= Task requirements =
Return all of the material below exactly as it appears, line for line, but leave out the pictures.

= Data for this exercise =
_ _ _

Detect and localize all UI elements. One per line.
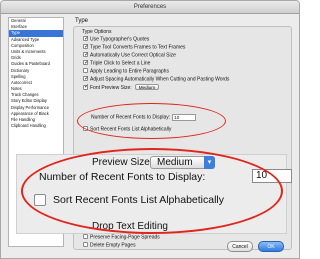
checkbox[interactable] (83, 242, 88, 247)
option-font-preview[interactable]: Font Preview Size:Medium (83, 83, 160, 91)
zoom-drop-text-label: Drop Text Editing (92, 221, 168, 232)
option-label: Font Preview Size: (90, 85, 132, 91)
cancel-button[interactable]: Cancel (227, 241, 253, 252)
option-label: Preserve Facing-Page Spreads (90, 234, 160, 241)
recent-fonts-label: Number of Recent Fonts to Display: (91, 114, 171, 121)
option-label: Use Typographer's Quotes (90, 36, 150, 43)
checkbox[interactable] (83, 75, 89, 82)
checkbox[interactable] (83, 35, 89, 42)
recent-fonts-row: Number of Recent Fonts to Display: 10 (91, 114, 197, 121)
recent-fonts-input[interactable]: 10 (172, 114, 197, 121)
ok-button[interactable]: OK (258, 241, 284, 252)
checkbox[interactable] (83, 234, 88, 239)
window-title: Preferences (1, 1, 299, 14)
option-label: Apply Leading to Entire Paragraphs (90, 68, 169, 75)
checkbox[interactable] (83, 51, 89, 58)
option-optical-size[interactable]: Automatically Use Correct Optical Size (83, 51, 176, 59)
checkbox[interactable] (83, 59, 89, 66)
checkbox[interactable] (83, 83, 89, 90)
option-sort-recent[interactable]: Sort Recent Fonts List Alphabetically (83, 126, 171, 133)
zoom-font-preview-label: Preview Size: (92, 157, 153, 168)
option-label: Automatically Use Correct Optical Size (90, 52, 176, 59)
option-label: Sort Recent Fonts List Alphabetically (90, 126, 172, 133)
option-label: Adjust Spacing Automatically When Cuttin… (90, 76, 230, 83)
font-preview-select[interactable]: Medium (134, 84, 160, 90)
option-label: Type Tool Converts Frames to Text Frames (90, 44, 186, 51)
preferences-window: Preferences General Interface Type Advan… (0, 0, 300, 259)
zoom-sort-checkbox[interactable] (34, 194, 46, 206)
option-delete-empty-pages[interactable]: Delete Empty Pages (83, 242, 136, 249)
sidebar-item-clipboard[interactable]: Clipboard Handling (9, 123, 63, 129)
option-typographers-quotes[interactable]: Use Typographer's Quotes (83, 35, 150, 43)
checkbox[interactable] (83, 126, 88, 131)
zoom-sort-label: Sort Recent Fonts List Alphabetically (53, 194, 225, 206)
option-label: Delete Empty Pages (90, 242, 136, 249)
option-adjust-spacing[interactable]: Adjust Spacing Automatically When Cuttin… (83, 75, 230, 83)
option-label: Triple Click to Select a Line (90, 60, 151, 67)
option-triple-click[interactable]: Triple Click to Select a Line (83, 59, 151, 67)
option-apply-leading[interactable]: Apply Leading to Entire Paragraphs (83, 68, 169, 75)
option-type-tool-converts[interactable]: Type Tool Converts Frames to Text Frames (83, 43, 186, 51)
checkbox[interactable] (83, 43, 89, 50)
section-title: Type (75, 18, 89, 24)
option-preserve-facing[interactable]: Preserve Facing-Page Spreads (83, 234, 160, 241)
zoom-recent-fonts-label: Number of Recent Fonts to Display: (39, 171, 206, 183)
zoom-recent-fonts-input[interactable]: 10 (252, 169, 292, 183)
select-arrows-icon: ▾ (204, 156, 215, 169)
checkbox[interactable] (83, 68, 88, 73)
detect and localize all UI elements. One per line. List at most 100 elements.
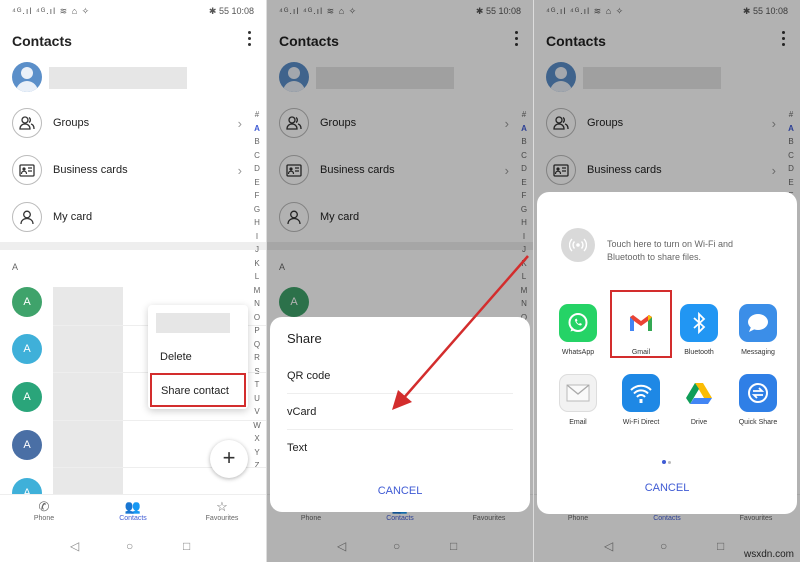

_ _ _

= Solution =
Detect and localize all UI elements. One per line.
checkbox[interactable] (83, 242, 88, 247)
option-font-preview[interactable]: Font Preview Size:Medium (83, 83, 160, 91)
zoom-drop-text-label: Drop Text Editing (92, 221, 168, 232)
option-label: Font Preview Size: (90, 85, 132, 91)
cancel-button[interactable]: Cancel (227, 241, 253, 252)
option-label: Preserve Facing-Page Spreads (90, 234, 160, 241)
recent-fonts-label: Number of Recent Fonts to Display: (91, 114, 171, 121)
option-label: Use Typographer's Quotes (90, 36, 150, 43)
checkbox[interactable] (83, 75, 89, 82)
checkbox[interactable] (83, 35, 89, 42)
recent-fonts-row: Number of Recent Fonts to Display: 10 (91, 114, 197, 121)
recent-fonts-input[interactable]: 10 (172, 114, 197, 121)
ok-button[interactable]: OK (258, 241, 284, 252)
checkbox[interactable] (83, 234, 88, 239)
window-title: Preferences (1, 1, 299, 14)
option-label: Apply Leading to Entire Paragraphs (90, 68, 169, 75)
checkbox[interactable] (83, 51, 89, 58)
option-optical-size[interactable]: Automatically Use Correct Optical Size (83, 51, 176, 59)
checkbox[interactable] (83, 59, 89, 66)
checkbox[interactable] (83, 83, 89, 90)
option-sort-recent[interactable]: Sort Recent Fonts List Alphabetically (83, 126, 171, 133)
zoom-font-preview-label: Preview Size: (92, 157, 153, 168)
option-label: Automatically Use Correct Optical Size (90, 52, 176, 59)
option-label: Sort Recent Fonts List Alphabetically (90, 126, 172, 133)
option-label: Adjust Spacing Automatically When Cuttin… (90, 76, 230, 83)
font-preview-select[interactable]: Medium (134, 84, 160, 90)
option-label: Type Tool Converts Frames to Text Frames (90, 44, 186, 51)
preferences-window: Preferences General Interface Type Advan… (0, 0, 300, 259)
zoom-sort-checkbox[interactable] (34, 194, 46, 206)
option-delete-empty-pages[interactable]: Delete Empty Pages (83, 242, 136, 249)
sidebar-item-clipboard[interactable]: Clipboard Handling (9, 123, 63, 129)
option-typographers-quotes[interactable]: Use Typographer's Quotes (83, 35, 150, 43)
checkbox[interactable] (83, 126, 88, 131)
zoom-sort-label: Sort Recent Fonts List Alphabetically (53, 194, 225, 206)
option-label: Delete Empty Pages (90, 242, 136, 249)
option-adjust-spacing[interactable]: Adjust Spacing Automatically When Cuttin… (83, 75, 230, 83)
option-label: Triple Click to Select a Line (90, 60, 151, 67)
option-triple-click[interactable]: Triple Click to Select a Line (83, 59, 151, 67)
option-apply-leading[interactable]: Apply Leading to Entire Paragraphs (83, 68, 169, 75)
option-type-tool-converts[interactable]: Type Tool Converts Frames to Text Frames (83, 43, 186, 51)
checkbox[interactable] (83, 43, 89, 50)
section-title: Type (75, 18, 89, 24)
option-preserve-facing[interactable]: Preserve Facing-Page Spreads (83, 234, 160, 241)
zoom-recent-fonts-label: Number of Recent Fonts to Display: (39, 171, 206, 183)
zoom-recent-fonts-input[interactable]: 10 (252, 169, 292, 183)
select-arrows-icon: ▾ (204, 156, 215, 169)
checkbox[interactable] (83, 68, 88, 73)
detect and localize all UI elements. One per line. List at most 100 elements.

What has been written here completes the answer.